• Exercise details: For each line below that holds "within", return the line as it stands.
[Given data — start]
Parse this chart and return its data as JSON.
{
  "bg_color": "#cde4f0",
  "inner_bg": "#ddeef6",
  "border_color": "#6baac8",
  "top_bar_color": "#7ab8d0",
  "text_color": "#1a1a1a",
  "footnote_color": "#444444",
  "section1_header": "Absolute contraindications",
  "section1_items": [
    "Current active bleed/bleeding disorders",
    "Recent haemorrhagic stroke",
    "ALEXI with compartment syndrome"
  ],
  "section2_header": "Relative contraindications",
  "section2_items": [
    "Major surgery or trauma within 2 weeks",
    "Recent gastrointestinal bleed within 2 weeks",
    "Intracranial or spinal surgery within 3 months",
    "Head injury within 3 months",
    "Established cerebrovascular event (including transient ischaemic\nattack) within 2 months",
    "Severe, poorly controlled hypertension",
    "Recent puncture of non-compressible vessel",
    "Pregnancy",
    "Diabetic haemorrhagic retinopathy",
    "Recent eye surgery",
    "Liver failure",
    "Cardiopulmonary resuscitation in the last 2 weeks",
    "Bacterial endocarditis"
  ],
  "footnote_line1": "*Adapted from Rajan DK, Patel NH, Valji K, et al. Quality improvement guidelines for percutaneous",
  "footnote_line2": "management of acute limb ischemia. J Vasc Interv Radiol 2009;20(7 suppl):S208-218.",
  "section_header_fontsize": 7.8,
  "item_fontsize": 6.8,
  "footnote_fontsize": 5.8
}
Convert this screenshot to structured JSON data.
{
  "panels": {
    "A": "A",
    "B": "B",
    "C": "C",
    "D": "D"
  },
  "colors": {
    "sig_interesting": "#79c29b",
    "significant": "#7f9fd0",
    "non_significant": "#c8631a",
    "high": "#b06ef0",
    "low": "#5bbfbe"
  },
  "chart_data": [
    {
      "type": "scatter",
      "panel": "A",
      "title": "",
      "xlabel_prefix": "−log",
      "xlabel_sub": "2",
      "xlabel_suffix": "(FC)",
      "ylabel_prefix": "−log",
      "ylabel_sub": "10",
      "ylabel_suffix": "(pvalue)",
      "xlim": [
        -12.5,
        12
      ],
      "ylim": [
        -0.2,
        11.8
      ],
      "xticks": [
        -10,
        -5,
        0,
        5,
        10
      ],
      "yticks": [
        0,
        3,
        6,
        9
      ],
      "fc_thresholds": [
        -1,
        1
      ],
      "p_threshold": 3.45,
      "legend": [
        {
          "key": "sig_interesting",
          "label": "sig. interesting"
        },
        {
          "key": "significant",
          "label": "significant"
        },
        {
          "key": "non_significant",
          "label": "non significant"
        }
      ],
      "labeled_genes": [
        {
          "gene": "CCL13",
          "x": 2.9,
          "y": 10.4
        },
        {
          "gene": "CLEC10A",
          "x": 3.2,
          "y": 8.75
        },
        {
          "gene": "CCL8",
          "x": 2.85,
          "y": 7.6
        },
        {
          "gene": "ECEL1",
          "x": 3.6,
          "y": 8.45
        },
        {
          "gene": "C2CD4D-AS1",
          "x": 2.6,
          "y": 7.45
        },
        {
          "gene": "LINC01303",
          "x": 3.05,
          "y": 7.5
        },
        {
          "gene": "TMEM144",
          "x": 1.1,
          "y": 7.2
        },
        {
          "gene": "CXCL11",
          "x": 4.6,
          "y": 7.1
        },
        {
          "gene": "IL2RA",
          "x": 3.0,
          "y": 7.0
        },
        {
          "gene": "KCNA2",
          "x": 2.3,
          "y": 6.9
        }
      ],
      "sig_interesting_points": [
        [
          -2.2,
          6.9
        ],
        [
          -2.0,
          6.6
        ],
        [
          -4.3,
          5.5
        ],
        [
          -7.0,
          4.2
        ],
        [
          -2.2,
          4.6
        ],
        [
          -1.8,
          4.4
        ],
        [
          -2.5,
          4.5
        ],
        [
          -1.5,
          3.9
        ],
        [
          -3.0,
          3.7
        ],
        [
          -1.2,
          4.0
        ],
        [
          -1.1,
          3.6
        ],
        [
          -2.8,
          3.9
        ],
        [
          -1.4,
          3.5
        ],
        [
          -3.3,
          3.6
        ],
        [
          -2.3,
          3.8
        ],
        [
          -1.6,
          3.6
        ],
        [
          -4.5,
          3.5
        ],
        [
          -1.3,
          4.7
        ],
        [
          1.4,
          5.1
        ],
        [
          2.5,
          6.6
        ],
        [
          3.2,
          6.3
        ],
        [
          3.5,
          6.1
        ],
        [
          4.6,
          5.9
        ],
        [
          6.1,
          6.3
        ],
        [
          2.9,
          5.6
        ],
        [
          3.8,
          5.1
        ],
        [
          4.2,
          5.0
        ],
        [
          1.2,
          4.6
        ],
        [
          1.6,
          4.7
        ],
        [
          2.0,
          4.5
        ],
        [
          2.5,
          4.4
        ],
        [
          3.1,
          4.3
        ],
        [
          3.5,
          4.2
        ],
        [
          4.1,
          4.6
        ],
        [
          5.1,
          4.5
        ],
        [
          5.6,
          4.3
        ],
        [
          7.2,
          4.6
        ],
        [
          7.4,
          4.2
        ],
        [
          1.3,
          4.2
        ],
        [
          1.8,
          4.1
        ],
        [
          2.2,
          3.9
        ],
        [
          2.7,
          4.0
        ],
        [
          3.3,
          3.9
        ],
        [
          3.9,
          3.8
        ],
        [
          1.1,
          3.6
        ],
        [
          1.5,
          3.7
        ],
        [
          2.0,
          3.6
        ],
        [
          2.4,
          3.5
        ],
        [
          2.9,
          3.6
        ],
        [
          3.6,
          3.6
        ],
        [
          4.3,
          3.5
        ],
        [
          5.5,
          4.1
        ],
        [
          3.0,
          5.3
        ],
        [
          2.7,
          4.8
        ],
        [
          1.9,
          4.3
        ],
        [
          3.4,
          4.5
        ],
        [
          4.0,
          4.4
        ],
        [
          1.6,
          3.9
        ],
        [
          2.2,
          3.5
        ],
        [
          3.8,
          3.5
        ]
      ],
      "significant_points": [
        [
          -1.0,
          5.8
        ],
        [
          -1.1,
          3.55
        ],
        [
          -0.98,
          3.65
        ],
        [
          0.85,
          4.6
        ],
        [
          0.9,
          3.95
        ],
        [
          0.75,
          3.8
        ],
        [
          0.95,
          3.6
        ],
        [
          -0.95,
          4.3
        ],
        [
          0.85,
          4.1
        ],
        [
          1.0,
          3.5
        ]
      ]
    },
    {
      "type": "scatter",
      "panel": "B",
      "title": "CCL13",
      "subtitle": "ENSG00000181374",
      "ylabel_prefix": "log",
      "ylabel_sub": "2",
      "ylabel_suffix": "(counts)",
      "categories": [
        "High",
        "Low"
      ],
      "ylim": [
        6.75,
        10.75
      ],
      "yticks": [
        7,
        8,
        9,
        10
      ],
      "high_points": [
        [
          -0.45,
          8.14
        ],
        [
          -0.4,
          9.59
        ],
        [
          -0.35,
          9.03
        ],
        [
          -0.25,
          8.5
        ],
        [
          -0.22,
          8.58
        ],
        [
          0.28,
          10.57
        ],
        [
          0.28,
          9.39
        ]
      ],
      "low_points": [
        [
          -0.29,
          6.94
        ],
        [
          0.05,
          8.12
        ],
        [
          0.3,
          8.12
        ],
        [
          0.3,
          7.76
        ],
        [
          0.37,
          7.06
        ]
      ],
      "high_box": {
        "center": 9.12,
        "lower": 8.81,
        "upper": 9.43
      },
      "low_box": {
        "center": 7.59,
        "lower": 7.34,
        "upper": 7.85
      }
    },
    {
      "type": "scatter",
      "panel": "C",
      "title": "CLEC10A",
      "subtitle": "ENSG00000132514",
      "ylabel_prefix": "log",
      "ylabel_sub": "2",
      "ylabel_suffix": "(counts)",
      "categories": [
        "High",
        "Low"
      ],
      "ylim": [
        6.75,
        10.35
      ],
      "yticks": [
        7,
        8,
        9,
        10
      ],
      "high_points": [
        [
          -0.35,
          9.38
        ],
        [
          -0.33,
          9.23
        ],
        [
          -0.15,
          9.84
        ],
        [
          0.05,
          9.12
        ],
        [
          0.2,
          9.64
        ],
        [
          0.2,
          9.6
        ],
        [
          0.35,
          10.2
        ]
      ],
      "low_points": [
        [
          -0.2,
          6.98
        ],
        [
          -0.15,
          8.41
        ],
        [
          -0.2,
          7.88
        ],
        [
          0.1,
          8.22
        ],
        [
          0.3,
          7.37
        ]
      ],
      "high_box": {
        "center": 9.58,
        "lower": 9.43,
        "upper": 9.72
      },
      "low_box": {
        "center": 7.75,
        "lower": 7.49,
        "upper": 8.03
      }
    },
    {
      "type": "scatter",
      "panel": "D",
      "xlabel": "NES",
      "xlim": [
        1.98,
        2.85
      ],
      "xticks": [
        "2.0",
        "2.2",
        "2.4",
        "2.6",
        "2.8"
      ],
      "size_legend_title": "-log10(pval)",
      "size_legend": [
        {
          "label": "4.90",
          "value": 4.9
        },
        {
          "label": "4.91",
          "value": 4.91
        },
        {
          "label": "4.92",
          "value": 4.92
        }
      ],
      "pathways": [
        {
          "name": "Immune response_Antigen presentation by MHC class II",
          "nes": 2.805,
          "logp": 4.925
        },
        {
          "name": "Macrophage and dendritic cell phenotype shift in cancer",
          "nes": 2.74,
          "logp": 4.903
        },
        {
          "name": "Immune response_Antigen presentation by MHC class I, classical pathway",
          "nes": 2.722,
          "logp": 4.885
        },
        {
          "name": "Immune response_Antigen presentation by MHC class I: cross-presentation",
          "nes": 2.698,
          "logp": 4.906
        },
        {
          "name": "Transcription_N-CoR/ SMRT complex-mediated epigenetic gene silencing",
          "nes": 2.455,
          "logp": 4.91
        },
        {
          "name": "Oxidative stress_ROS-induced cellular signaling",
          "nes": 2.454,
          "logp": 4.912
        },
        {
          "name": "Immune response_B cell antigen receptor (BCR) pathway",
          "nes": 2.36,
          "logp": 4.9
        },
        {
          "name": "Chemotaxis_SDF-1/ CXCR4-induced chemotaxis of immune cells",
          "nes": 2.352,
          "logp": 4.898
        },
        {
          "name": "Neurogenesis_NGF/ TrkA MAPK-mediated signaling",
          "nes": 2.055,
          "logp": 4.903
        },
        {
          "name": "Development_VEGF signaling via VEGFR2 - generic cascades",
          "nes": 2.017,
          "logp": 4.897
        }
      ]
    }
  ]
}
[Given data — finish]
• Solution below:
    "Major surgery or trauma within 2 weeks",
    "Recent gastrointestinal bleed within 2 weeks",
    "Intracranial or spinal surgery within 3 months",
    "Head injury within 3 months",
    "Established cerebrovascular event (including transient ischaemic\nattack) within 2 months",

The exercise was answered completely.